BEGIN INFORMATION SUPPLIED

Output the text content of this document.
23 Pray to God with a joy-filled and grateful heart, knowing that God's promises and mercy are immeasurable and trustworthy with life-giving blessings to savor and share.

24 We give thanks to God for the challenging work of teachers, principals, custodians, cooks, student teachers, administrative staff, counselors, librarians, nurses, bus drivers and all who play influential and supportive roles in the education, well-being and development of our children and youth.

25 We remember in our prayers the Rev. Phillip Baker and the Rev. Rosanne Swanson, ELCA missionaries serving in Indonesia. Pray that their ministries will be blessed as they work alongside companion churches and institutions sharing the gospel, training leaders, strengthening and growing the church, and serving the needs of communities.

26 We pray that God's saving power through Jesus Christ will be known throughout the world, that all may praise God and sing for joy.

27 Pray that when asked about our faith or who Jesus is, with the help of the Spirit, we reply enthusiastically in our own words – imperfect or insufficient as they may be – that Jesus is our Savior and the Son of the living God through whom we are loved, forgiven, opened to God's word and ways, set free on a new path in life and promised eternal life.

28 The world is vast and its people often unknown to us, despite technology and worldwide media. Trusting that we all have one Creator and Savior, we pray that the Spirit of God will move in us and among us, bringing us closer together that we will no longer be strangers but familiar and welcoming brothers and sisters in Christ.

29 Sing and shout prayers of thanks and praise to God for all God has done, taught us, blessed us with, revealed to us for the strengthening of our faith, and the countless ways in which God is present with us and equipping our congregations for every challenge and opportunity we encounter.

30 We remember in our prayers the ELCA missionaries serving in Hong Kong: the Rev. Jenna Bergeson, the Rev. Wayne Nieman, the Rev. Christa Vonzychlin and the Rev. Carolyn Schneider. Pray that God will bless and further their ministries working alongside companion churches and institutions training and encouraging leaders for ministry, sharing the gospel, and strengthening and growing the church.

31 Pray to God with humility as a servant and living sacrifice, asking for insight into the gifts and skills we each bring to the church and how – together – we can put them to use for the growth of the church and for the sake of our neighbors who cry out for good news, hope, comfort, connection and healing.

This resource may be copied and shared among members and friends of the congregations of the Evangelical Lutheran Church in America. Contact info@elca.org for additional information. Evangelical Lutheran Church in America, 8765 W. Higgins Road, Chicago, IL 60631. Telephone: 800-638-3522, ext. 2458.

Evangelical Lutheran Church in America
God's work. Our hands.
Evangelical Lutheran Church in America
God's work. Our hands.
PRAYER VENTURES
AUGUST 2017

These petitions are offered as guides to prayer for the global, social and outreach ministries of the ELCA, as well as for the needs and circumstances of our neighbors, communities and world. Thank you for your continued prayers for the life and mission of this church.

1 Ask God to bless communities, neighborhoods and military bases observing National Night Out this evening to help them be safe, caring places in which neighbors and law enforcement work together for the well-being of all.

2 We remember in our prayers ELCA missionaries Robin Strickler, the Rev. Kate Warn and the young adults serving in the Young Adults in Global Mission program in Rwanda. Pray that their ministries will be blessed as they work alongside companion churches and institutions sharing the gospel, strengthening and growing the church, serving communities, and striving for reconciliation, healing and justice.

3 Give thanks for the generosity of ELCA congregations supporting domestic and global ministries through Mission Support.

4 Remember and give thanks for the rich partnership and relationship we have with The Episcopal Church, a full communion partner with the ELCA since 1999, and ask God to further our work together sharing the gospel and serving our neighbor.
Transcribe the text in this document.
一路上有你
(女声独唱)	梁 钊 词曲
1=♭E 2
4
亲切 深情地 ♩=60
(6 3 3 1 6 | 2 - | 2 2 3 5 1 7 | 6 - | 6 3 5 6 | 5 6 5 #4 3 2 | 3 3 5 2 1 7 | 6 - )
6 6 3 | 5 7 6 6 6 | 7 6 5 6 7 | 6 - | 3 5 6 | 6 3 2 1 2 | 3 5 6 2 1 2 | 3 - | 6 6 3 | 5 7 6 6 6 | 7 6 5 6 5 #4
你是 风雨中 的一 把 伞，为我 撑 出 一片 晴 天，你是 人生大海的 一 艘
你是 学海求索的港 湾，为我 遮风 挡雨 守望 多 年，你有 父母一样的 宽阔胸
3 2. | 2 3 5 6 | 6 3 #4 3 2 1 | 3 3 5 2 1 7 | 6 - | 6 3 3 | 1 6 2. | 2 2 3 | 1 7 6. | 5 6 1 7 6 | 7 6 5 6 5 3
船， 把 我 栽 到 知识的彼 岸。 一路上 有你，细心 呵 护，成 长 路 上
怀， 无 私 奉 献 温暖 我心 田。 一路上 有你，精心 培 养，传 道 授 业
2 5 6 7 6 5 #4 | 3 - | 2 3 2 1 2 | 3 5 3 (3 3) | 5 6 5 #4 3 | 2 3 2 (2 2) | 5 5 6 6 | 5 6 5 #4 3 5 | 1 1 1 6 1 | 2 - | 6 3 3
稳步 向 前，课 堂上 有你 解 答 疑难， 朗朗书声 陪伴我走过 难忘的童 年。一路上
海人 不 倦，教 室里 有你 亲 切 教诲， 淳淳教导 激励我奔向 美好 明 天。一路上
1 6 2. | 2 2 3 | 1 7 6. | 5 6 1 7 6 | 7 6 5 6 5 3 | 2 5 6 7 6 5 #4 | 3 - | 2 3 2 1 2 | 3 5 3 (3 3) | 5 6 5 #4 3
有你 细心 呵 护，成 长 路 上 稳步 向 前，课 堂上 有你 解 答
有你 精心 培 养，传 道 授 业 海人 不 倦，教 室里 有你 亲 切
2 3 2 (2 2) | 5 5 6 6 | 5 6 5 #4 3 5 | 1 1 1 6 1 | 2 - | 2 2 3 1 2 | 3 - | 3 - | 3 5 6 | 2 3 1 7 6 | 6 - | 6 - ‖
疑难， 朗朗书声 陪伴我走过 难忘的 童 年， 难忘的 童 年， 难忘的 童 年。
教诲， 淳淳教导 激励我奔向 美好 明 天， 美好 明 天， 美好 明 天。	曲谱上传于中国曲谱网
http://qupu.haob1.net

END INFORMATION SUPPLIED

INSTRUCTIONS FOR THE TASK: Check every line of the material for the string "陪伴我走过" and give the number of lines that have it, without anything else.

RESULT FOR THIS TASK: 2